Task prompt: Copy every line that holds "Year".

── Data extract

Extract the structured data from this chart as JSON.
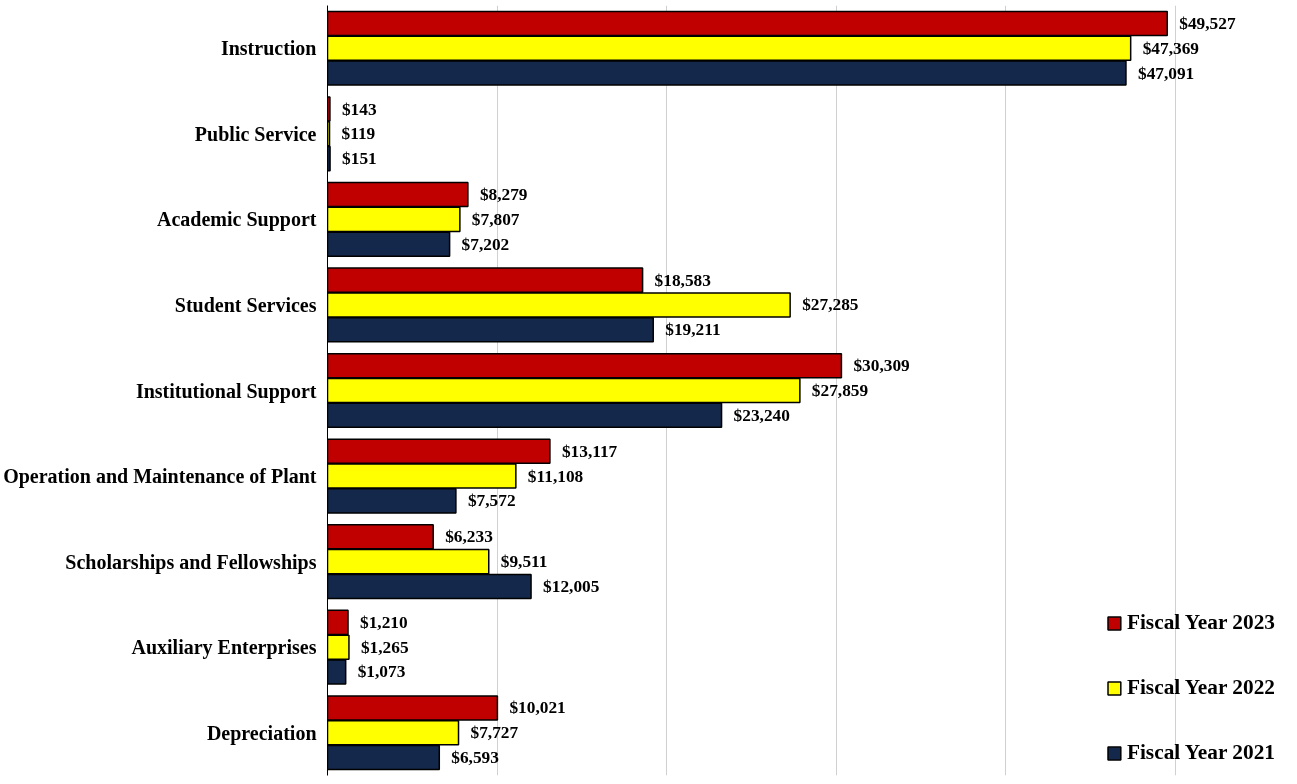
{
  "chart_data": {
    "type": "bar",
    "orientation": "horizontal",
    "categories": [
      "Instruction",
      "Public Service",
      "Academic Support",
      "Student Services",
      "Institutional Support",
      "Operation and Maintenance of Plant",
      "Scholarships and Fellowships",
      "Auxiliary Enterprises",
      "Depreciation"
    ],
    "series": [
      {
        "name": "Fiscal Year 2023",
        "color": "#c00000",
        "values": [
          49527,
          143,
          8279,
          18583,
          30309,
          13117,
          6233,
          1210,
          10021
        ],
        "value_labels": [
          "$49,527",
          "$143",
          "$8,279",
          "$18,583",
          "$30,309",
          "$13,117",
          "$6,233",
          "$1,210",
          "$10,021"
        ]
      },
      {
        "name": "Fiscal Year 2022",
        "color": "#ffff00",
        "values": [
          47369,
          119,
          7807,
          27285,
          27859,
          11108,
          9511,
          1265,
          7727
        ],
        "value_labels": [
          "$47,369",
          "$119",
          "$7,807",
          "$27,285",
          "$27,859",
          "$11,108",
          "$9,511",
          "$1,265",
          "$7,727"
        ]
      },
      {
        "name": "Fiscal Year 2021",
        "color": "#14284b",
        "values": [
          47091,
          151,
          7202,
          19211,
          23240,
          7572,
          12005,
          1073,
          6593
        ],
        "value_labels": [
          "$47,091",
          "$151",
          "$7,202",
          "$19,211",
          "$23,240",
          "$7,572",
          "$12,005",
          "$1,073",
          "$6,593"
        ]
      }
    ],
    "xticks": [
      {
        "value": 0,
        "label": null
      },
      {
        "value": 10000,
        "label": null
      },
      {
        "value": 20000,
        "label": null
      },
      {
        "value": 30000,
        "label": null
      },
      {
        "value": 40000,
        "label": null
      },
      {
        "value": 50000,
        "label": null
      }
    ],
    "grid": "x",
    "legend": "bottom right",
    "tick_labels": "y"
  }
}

────
── Data extract

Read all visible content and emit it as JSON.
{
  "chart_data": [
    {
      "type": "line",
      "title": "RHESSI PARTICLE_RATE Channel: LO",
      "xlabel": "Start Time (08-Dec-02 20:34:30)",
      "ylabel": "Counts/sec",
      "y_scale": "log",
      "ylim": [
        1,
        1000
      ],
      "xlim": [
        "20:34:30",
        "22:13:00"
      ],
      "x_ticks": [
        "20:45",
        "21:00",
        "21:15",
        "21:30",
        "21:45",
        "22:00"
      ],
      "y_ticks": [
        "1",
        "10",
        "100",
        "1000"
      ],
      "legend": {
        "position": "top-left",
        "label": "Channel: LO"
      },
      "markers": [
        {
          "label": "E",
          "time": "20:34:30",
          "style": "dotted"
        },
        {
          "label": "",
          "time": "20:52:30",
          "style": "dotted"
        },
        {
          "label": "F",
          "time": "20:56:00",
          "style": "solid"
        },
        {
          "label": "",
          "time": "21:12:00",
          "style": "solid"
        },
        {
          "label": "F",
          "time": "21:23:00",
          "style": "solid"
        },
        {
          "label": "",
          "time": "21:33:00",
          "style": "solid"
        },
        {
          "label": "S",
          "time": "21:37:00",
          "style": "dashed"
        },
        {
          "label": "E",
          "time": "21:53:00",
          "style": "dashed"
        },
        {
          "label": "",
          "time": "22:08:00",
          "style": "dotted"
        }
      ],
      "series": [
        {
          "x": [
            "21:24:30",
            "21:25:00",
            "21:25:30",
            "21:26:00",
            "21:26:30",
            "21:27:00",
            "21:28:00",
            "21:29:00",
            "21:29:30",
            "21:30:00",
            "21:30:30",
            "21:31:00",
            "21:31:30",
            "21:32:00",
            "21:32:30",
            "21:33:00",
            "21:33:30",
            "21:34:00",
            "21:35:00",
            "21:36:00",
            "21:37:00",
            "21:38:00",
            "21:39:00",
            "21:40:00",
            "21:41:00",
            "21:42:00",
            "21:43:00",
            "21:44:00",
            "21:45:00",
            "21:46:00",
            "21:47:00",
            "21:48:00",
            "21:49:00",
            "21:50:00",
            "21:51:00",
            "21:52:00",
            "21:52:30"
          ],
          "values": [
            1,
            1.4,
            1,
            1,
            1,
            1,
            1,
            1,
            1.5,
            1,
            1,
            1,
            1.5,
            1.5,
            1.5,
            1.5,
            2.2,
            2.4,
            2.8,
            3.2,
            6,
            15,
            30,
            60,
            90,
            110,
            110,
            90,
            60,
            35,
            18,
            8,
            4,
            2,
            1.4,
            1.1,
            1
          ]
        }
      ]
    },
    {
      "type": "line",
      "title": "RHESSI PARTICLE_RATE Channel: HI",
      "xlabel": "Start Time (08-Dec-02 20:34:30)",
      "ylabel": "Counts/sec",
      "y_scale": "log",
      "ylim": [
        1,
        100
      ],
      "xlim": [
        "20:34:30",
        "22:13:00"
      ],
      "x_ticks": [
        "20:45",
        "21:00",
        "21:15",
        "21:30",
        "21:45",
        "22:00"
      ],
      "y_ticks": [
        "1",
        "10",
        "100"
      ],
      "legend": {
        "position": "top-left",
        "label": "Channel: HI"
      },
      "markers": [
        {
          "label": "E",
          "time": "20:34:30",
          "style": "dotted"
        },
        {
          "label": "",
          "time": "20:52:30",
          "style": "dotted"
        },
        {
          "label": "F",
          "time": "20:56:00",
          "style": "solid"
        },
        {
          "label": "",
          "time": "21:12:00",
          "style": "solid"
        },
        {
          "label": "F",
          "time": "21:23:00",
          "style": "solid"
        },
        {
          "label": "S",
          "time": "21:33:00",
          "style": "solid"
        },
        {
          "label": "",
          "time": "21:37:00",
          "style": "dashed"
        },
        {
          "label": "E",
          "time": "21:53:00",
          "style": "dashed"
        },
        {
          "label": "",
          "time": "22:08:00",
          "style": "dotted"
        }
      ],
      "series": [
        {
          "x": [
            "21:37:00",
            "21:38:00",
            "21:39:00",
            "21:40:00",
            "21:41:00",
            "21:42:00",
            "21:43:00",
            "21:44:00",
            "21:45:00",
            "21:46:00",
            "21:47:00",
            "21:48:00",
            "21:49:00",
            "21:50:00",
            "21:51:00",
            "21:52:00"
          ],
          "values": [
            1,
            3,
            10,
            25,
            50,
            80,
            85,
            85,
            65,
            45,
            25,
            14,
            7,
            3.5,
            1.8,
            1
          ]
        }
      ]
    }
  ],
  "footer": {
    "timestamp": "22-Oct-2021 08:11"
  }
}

────

Reply:
        "name": "Fiscal Year 2023",
        "name": "Fiscal Year 2022",
        "name": "Fiscal Year 2021",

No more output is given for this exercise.